### [Material]
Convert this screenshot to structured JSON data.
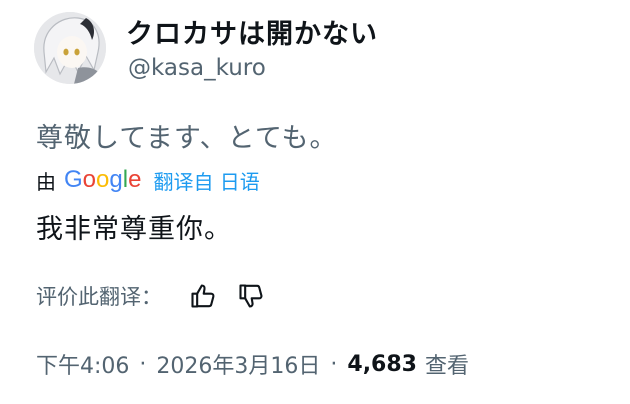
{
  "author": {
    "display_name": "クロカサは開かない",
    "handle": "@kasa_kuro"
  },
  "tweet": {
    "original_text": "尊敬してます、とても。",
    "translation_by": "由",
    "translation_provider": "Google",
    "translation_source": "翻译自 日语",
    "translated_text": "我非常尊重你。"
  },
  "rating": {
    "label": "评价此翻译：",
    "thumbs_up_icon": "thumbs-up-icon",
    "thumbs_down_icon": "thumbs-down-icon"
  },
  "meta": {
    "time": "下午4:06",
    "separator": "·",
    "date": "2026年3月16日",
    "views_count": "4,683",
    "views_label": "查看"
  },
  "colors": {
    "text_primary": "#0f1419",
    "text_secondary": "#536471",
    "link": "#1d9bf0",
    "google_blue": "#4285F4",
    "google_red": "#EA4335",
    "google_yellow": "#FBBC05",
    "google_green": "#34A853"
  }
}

* * *

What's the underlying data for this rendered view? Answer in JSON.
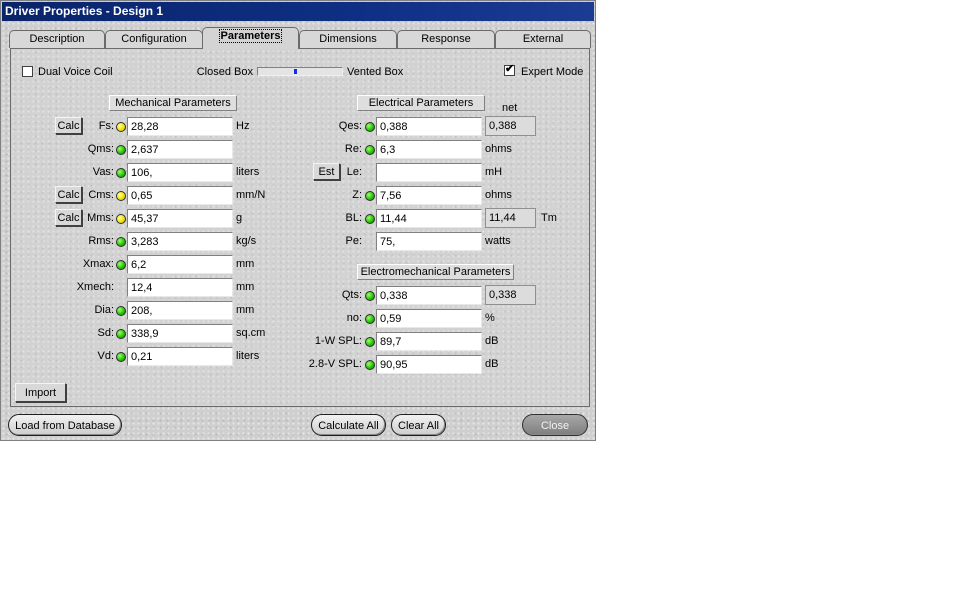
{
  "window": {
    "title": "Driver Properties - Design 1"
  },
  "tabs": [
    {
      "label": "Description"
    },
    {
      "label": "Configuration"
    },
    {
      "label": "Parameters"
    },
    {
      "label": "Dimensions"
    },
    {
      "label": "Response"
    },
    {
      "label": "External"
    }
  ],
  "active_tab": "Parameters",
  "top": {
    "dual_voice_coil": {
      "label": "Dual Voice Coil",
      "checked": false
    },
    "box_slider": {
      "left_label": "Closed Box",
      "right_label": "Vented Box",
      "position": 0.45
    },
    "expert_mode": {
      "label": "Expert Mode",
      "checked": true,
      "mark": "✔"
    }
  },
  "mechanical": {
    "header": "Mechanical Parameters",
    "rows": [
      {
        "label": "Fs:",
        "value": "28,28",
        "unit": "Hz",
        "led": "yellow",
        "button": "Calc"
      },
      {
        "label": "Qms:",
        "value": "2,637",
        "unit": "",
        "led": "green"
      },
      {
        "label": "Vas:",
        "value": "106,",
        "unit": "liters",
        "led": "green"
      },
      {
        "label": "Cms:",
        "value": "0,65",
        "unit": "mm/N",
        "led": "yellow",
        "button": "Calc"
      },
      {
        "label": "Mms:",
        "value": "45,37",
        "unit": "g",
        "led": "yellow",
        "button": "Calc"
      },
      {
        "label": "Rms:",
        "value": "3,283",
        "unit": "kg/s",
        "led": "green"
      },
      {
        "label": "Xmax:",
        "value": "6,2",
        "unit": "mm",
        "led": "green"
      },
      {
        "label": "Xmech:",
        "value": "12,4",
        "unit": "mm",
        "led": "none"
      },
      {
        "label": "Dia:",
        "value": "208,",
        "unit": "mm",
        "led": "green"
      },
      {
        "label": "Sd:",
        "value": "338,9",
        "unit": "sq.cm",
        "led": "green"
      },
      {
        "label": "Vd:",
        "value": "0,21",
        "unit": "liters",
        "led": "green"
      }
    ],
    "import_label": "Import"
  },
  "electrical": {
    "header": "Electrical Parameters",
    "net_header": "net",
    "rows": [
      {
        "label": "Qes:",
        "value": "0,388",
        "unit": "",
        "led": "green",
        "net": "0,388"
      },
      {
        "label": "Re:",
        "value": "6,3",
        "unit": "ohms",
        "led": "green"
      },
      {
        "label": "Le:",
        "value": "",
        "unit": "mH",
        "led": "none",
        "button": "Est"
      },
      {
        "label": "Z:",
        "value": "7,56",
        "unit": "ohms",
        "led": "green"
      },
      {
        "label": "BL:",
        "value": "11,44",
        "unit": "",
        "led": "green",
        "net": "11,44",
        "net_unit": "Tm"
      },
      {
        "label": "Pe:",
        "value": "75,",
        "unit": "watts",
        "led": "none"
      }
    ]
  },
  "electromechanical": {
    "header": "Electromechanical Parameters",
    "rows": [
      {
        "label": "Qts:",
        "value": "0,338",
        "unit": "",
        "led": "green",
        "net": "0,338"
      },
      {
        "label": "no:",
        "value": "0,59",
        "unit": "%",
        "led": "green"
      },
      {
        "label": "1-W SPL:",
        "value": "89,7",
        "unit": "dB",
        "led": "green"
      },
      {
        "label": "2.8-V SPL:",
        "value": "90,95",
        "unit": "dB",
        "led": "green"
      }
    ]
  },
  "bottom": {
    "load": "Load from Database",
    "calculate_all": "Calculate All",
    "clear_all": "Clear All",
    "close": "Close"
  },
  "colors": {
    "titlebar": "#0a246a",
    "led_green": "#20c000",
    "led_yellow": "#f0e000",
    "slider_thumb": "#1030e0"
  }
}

### [Work required]
Provide the count, and nothing else, of lines in the data above where the word "thumbs" occurs.

### [Answer for the task]
2